-- start --
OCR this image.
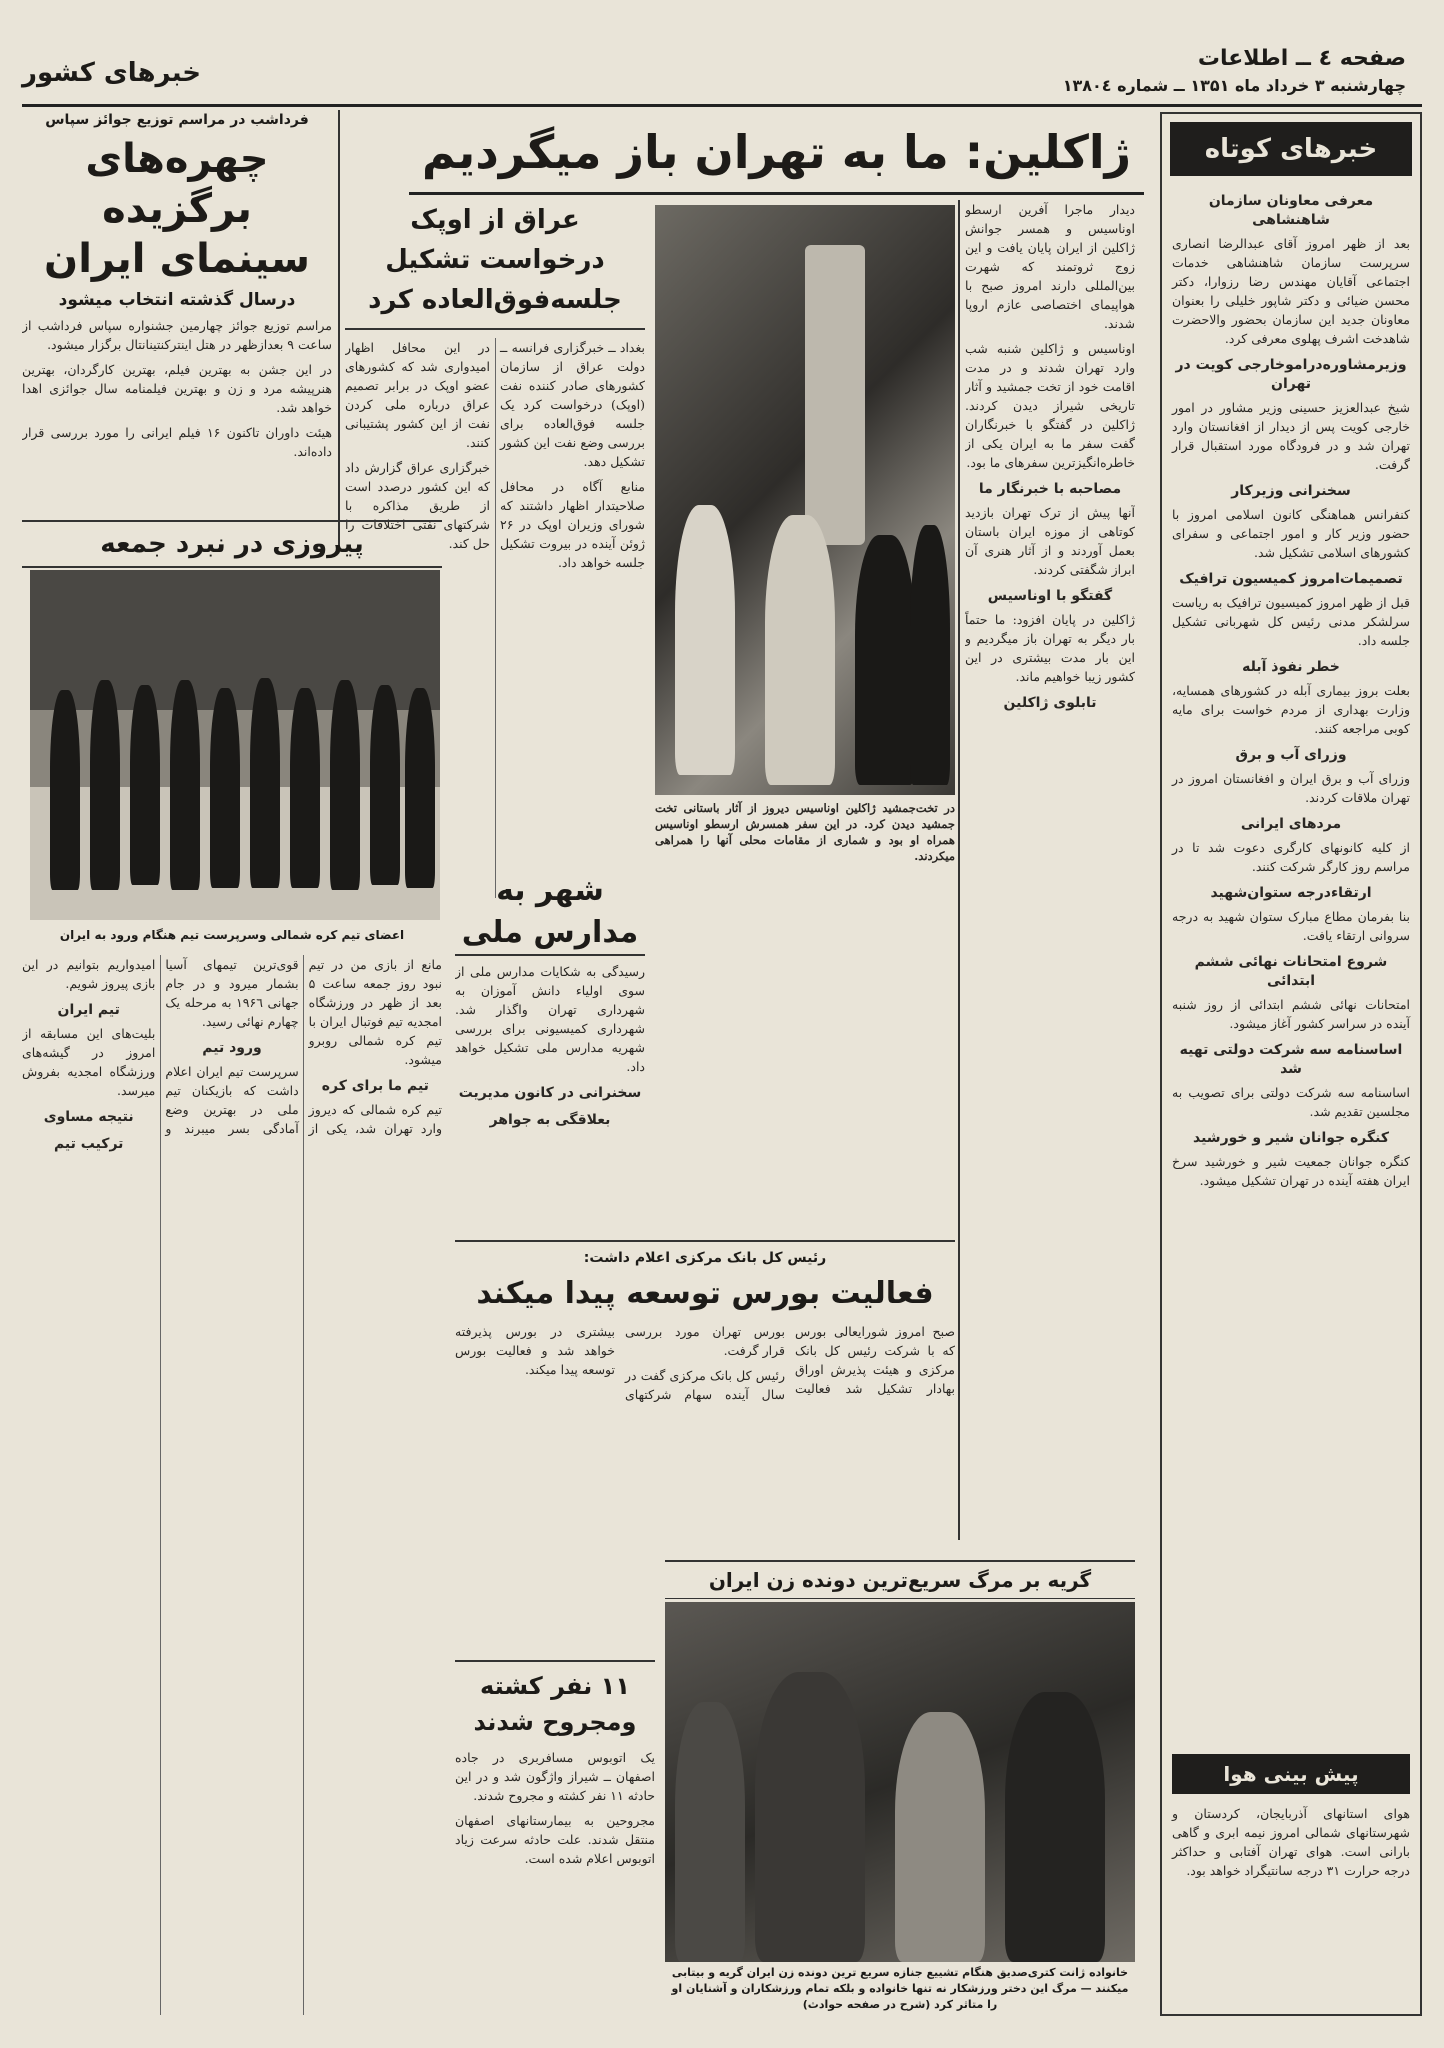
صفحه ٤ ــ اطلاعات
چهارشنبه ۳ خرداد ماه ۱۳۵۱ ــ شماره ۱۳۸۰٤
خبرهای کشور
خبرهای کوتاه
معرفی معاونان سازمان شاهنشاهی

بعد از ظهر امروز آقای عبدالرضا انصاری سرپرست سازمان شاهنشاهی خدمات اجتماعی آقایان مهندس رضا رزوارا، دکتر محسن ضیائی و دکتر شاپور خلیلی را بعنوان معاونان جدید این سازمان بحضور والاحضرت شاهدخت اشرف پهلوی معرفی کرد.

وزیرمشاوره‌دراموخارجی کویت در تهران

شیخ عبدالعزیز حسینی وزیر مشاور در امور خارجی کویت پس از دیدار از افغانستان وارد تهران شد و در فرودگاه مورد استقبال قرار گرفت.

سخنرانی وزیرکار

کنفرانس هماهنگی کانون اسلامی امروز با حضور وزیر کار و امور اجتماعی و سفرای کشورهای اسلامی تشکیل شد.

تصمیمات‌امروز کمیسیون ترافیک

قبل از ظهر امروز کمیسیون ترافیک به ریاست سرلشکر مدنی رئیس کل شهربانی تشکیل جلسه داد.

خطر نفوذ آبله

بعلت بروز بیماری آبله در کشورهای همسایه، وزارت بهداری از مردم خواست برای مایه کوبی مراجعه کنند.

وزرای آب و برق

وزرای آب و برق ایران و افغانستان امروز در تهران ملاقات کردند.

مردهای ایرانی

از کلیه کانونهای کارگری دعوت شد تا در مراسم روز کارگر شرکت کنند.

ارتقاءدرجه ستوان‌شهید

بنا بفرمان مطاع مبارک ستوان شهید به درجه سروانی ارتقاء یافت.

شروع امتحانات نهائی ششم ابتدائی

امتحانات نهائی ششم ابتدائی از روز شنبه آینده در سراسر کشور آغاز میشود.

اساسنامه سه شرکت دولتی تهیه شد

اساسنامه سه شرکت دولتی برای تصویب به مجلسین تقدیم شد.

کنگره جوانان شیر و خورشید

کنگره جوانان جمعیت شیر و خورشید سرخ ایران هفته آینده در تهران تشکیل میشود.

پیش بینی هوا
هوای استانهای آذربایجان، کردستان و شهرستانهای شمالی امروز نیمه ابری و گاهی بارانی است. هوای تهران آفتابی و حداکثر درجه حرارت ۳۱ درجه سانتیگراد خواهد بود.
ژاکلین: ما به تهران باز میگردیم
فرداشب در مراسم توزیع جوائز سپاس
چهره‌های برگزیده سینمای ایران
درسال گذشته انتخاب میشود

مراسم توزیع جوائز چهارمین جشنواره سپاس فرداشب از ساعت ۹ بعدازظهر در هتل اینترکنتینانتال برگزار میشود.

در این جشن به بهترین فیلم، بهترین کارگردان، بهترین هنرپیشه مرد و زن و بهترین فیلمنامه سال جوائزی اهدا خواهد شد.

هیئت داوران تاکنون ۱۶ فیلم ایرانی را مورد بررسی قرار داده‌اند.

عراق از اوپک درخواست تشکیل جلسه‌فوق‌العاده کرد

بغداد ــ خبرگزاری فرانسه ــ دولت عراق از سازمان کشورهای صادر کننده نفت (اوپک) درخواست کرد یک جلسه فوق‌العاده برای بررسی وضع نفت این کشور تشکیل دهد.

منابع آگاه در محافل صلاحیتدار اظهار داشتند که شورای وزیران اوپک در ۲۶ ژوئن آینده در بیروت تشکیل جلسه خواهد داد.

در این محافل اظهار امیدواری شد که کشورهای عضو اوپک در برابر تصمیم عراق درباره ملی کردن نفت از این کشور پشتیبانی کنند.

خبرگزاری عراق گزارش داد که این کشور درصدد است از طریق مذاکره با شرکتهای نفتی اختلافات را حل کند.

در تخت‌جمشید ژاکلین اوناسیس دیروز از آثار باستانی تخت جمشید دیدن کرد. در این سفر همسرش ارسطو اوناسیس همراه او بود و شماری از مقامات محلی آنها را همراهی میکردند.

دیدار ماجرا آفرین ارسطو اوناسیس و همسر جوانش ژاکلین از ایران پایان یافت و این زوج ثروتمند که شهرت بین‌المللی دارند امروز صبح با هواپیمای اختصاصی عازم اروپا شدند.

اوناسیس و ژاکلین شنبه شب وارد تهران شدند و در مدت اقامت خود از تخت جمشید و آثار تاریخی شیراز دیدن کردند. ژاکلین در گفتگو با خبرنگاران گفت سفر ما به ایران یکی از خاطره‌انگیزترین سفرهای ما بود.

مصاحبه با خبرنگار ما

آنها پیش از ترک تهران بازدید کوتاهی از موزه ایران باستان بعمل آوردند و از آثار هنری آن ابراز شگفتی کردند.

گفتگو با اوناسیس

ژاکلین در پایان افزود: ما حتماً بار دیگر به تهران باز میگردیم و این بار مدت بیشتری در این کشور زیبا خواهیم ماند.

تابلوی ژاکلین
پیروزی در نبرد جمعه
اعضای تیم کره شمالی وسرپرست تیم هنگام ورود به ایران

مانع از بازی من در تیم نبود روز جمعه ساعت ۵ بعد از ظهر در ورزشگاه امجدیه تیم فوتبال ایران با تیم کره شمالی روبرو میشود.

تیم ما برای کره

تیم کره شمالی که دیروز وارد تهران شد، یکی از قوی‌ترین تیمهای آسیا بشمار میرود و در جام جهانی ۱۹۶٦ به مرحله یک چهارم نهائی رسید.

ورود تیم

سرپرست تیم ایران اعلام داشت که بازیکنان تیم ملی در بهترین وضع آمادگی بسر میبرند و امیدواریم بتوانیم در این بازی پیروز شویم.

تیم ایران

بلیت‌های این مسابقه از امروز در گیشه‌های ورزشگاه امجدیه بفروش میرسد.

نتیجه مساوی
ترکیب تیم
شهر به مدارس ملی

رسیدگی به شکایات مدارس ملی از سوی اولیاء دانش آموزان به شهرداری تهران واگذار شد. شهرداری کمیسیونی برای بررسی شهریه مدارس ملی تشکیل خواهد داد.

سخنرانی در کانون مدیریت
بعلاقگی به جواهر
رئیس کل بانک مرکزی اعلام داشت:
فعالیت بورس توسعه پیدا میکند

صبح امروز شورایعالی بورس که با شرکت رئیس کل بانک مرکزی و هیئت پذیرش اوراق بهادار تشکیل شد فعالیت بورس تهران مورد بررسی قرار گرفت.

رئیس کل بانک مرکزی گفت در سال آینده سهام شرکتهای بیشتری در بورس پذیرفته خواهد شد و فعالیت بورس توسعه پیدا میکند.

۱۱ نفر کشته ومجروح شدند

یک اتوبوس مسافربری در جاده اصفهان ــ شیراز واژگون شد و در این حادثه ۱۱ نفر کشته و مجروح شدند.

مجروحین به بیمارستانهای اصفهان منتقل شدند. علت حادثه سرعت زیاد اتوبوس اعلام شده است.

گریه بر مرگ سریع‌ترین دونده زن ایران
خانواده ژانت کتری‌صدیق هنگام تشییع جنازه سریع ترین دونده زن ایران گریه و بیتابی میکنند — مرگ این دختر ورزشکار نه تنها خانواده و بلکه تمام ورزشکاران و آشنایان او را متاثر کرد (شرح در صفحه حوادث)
-- end --
-- start --
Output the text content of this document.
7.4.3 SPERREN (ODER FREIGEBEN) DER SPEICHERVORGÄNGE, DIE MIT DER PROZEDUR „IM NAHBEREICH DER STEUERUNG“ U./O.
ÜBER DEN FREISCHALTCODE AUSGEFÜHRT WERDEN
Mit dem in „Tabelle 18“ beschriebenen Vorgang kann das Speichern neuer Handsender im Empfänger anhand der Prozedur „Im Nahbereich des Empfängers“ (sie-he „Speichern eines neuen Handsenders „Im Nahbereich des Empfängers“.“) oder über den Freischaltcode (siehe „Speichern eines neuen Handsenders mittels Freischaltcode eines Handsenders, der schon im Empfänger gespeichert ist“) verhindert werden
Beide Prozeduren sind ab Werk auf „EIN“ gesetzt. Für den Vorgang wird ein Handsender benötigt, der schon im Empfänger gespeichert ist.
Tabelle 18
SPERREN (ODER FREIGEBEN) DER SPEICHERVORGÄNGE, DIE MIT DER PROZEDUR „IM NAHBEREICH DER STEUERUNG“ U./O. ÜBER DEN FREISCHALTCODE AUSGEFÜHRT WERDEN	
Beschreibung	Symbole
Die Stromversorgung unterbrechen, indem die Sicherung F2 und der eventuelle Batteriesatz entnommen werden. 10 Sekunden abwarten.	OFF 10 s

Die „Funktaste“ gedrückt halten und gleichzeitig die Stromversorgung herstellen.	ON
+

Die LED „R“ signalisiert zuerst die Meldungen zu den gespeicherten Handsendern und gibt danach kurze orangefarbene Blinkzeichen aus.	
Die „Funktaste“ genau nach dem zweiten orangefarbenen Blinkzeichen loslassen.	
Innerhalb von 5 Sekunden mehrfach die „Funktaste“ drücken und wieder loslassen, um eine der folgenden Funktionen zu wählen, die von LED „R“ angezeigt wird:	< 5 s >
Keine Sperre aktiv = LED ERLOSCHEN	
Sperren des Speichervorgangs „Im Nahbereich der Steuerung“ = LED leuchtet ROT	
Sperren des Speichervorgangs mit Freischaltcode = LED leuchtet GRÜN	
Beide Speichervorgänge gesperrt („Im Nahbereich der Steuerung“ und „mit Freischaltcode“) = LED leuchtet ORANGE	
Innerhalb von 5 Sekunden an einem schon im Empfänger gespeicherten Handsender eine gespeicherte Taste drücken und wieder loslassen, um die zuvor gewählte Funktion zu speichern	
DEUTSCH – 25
-- end --
-- start --
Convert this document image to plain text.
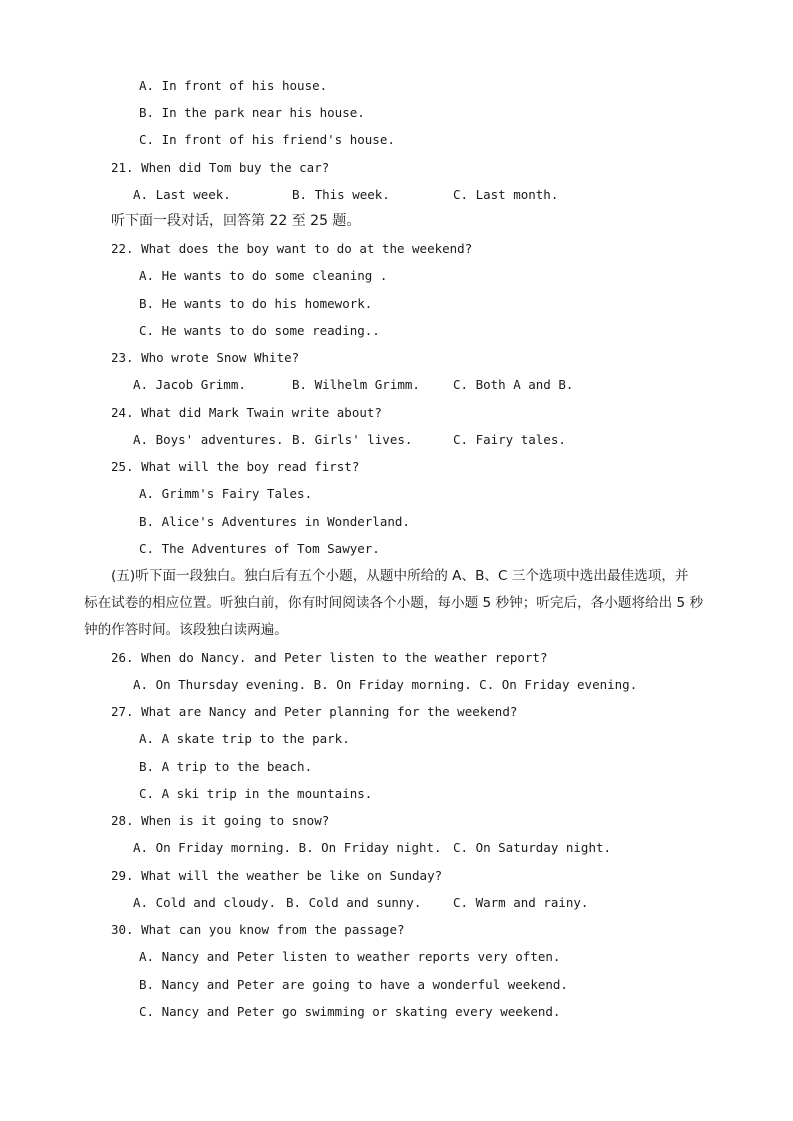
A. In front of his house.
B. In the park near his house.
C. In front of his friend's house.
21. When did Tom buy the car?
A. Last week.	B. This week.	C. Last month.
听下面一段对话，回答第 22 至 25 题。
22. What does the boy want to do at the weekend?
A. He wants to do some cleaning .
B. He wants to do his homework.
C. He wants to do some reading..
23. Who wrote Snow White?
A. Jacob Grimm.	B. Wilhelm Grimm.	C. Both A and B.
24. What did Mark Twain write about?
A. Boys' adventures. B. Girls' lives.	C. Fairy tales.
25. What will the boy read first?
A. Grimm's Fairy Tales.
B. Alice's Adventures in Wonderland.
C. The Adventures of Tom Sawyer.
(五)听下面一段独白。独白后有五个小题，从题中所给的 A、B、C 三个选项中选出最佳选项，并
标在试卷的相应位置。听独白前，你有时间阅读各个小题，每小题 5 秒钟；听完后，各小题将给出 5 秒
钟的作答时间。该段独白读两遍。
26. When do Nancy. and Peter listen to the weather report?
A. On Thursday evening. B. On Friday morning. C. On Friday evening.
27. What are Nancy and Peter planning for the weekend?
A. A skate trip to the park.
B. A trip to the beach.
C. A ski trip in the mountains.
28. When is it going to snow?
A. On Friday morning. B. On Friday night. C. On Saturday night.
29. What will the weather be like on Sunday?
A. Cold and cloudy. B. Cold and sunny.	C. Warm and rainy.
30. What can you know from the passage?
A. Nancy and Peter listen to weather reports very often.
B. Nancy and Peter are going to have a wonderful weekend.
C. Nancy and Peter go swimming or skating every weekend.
-- end --
▶ _What this task involves_: Extract, from the listing above, every line where the string "حادثه" occurs.

▶ _Final result_:
یک اتوبوس مسافربری در جاده اصفهان ــ شیراز واژگون شد و در این حادثه ۱۱ نفر کشته و مجروح شدند.
مجروحین به بیمارستانهای اصفهان منتقل شدند. علت حادثه سرعت زیاد اتوبوس اعلام شده است.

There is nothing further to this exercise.